#### SOURCE EXCERPT
--- begin ---
Burgess decided to listen. In a brilliant stroke, Macromedia hired Nielsen himself to develop its usability and accessibility guidelines. Now Flash MX has emerged as the foundation for Rich Internet Application (RIA) development. An official Macromedia Flash Accessibility Developer Kit ( www.macromedia.com/macromedia/accessibility/ ) contains guidelines, Smart Clips and sample code to support development efforts. As well, Flash has emerged as an artistic medium in and of itself.

Numerous conferences and festivals have started in the past few years to celebrate the maturing chrysalis of Flash and the elements of design, art, business, electronic music, digital video, video games and other aspects of new media that now go with it.

Among the most renowned of these is FlashInTheCan ( www.flashinthecan.com ), a Toronto-based gathering that enjoyed its third anniversary early this month.

More than 900 attendees came from as far away as Mexico, Europe, South Africa and Australia, creating an all-star cast. Colin Moock ( www.moock.org ), Guy Watson ( www.flashguru.co.uk/ ), Brendan Dawes ( www.brendandawes.com ), Daniel Dura ( www.danieldura.com ), Kevin Towes ( www.kevintowes.ca ) and Joshua Davis all addressed the meeting.

The technology is now much improved from the time of Nielsen’s original essay, and, as Kevin Lynch, chief software architect for Macromedia, said during his keynote presentation, all that remains is to get the large community of Flash developers to embrace the now-official Macromedia usability and accessibility principles in their actual RIA design and development.

As Dayton Pereira from hot Toronto design shop Indusblue ( www.indusblue.com ) said, “A lot of guys here agree that it’s necessary but ignore it because they don’t understand it, and (Flash expert Shawn) Pucknell agrees that there’s lots of room for improvement.”

But one thing’s for sure. Flash isn’t 99 per cent bad any more. Instead, it has empowered designers with the capability for great good and great evil.

God bless the artists who want to create art for art’s sake. But developers who create inaccessible sites for their clients are guilty of professional negligence and should be forced to surf with text-based browsers for a month.
--- end ---
#### GIVEN DATA
--- begin ---
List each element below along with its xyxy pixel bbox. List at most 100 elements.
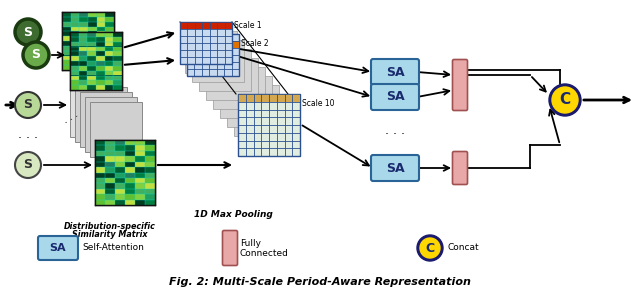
--- end ---
#### WHAT IS REQUIRED
Please list the places that the article on Flash says FlashInTheCan attendees came from.

#### EXERCISE SOLUTION
Mexico, Europe, South Africa, Australia